[Aim of the exercise] Wherever the string "Fatemeh" occurs in a line of these records, report that line.

*** Excerpted records

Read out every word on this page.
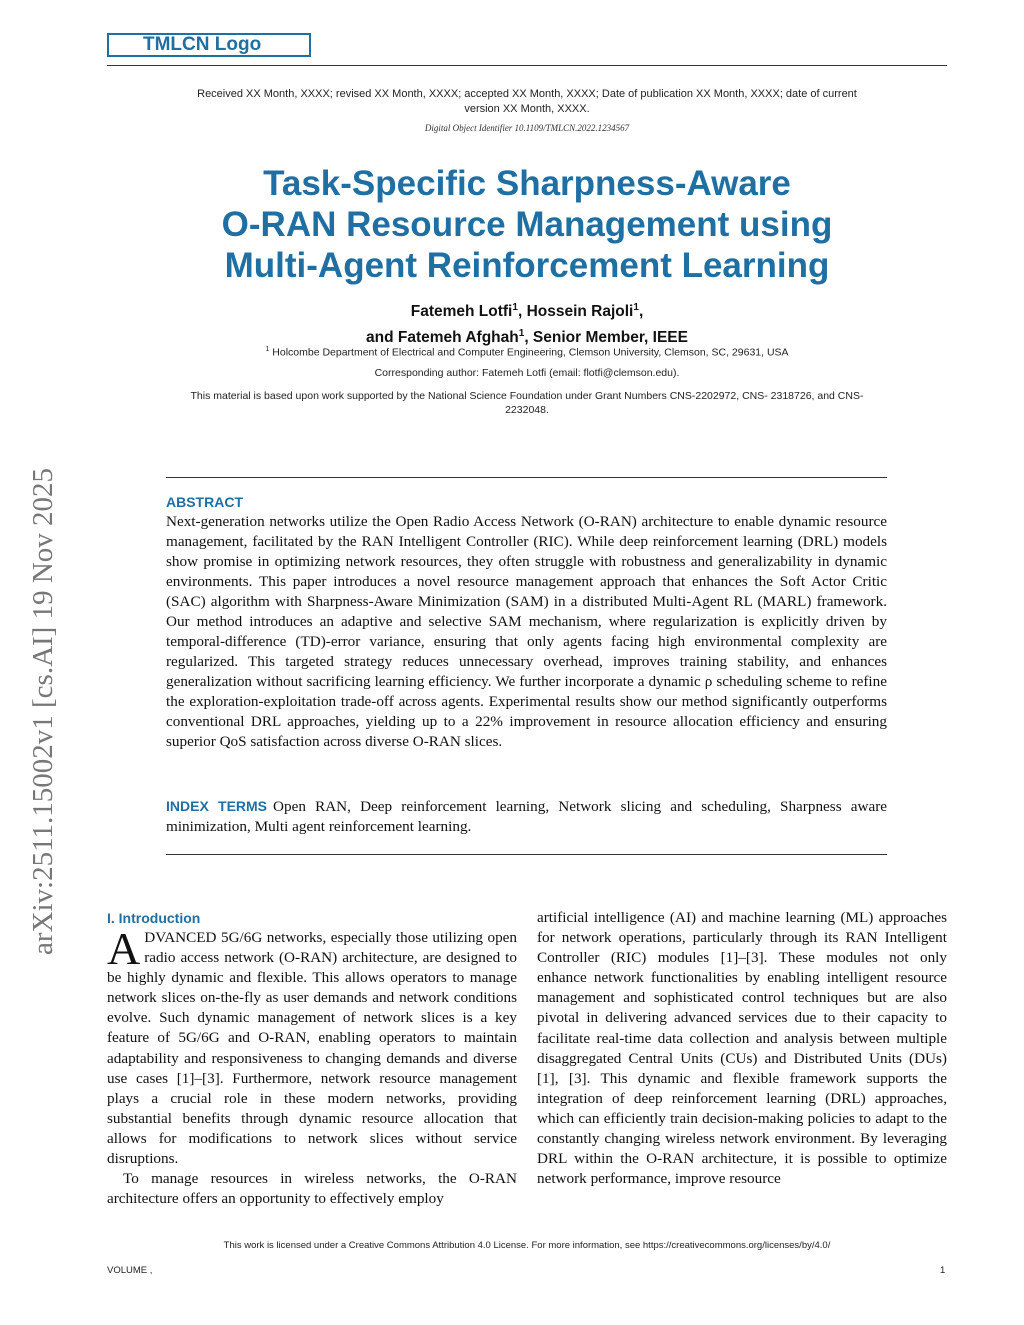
TMLCN Logo
Received XX Month, XXXX; revised XX Month, XXXX; accepted XX Month, XXXX; Date of publication XX Month, XXXX; date of current version XX Month, XXXX.
Digital Object Identifier 10.1109/TMLCN.2022.1234567
Task-Specific Sharpness-Aware
O-RAN Resource Management using
Multi-Agent Reinforcement Learning
Fatemeh Lotfi$^1$, Hossein Rajoli$^1$,
and Fatemeh Afghah$^1$, Senior Member, IEEE
$^1$ Holcombe Department of Electrical and Computer Engineering, Clemson University, Clemson, SC, 29631, USA
Corresponding author: Fatemeh Lotfi (email: flotfi@clemson.edu).
This material is based upon work supported by the National Science Foundation under Grant Numbers CNS-2202972, CNS- 2318726, and CNS-2232048.
ABSTRACT
Next-generation networks utilize the Open Radio Access Network (O-RAN) architecture to enable dynamic resource management, facilitated by the RAN Intelligent Controller (RIC). While deep reinforcement learning (DRL) models show promise in optimizing network resources, they often struggle with robustness and generalizability in dynamic environments. This paper introduces a novel resource management approach that enhances the Soft Actor Critic (SAC) algorithm with Sharpness-Aware Minimization (SAM) in a distributed Multi-Agent RL (MARL) framework. Our method introduces an adaptive and selective SAM mechanism, where regularization is explicitly driven by temporal-difference (TD)-error variance, ensuring that only agents facing high environmental complexity are regularized. This targeted strategy reduces unnecessary overhead, improves training stability, and enhances generalization without sacrificing learning efficiency. We further incorporate a dynamic ρ scheduling scheme to refine the exploration-exploitation trade-off across agents. Experimental results show our method significantly outperforms conventional DRL approaches, yielding up to a 22% improvement in resource allocation efficiency and ensuring superior QoS satisfaction across diverse O-RAN slices.
INDEX TERMS Open RAN, Deep reinforcement learning, Network slicing and scheduling, Sharpness aware minimization, Multi agent reinforcement learning.
I. Introduction

ADVANCED 5G/6G networks, especially those utilizing open radio access network (O-RAN) architecture, are designed to be highly dynamic and flexible. This allows operators to manage network slices on-the-fly as user demands and network conditions evolve. Such dynamic management of network slices is a key feature of 5G/6G and O-RAN, enabling operators to maintain adaptability and responsiveness to changing demands and diverse use cases [1]–[3]. Furthermore, network resource management plays a crucial role in these modern networks, providing substantial benefits through dynamic resource allocation that allows for modifications to network slices without service disruptions.

To manage resources in wireless networks, the O-RAN architecture offers an opportunity to effectively employ

artificial intelligence (AI) and machine learning (ML) approaches for network operations, particularly through its RAN Intelligent Controller (RIC) modules [1]–[3]. These modules not only enhance network functionalities by enabling intelligent resource management and sophisticated control techniques but are also pivotal in delivering advanced services due to their capacity to facilitate real-time data collection and analysis between multiple disaggregated Central Units (CUs) and Distributed Units (DUs) [1], [3]. This dynamic and flexible framework supports the integration of deep reinforcement learning (DRL) approaches, which can efficiently train decision-making policies to adapt to the constantly changing wireless network environment. By leveraging DRL within the O-RAN architecture, it is possible to optimize network performance, improve resource

arXiv:2511.15002v1 [cs.AI] 19 Nov 2025
This work is licensed under a Creative Commons Attribution 4.0 License. For more information, see https://creativecommons.org/licenses/by/4.0/
VOLUME ,	1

******

[Solved problem]
Fatemeh Lotfi$^1$, Hossein Rajoli$^1$,
and Fatemeh Afghah$^1$, Senior Member, IEEE
Corresponding author: Fatemeh Lotfi (email: flotfi@clemson.edu).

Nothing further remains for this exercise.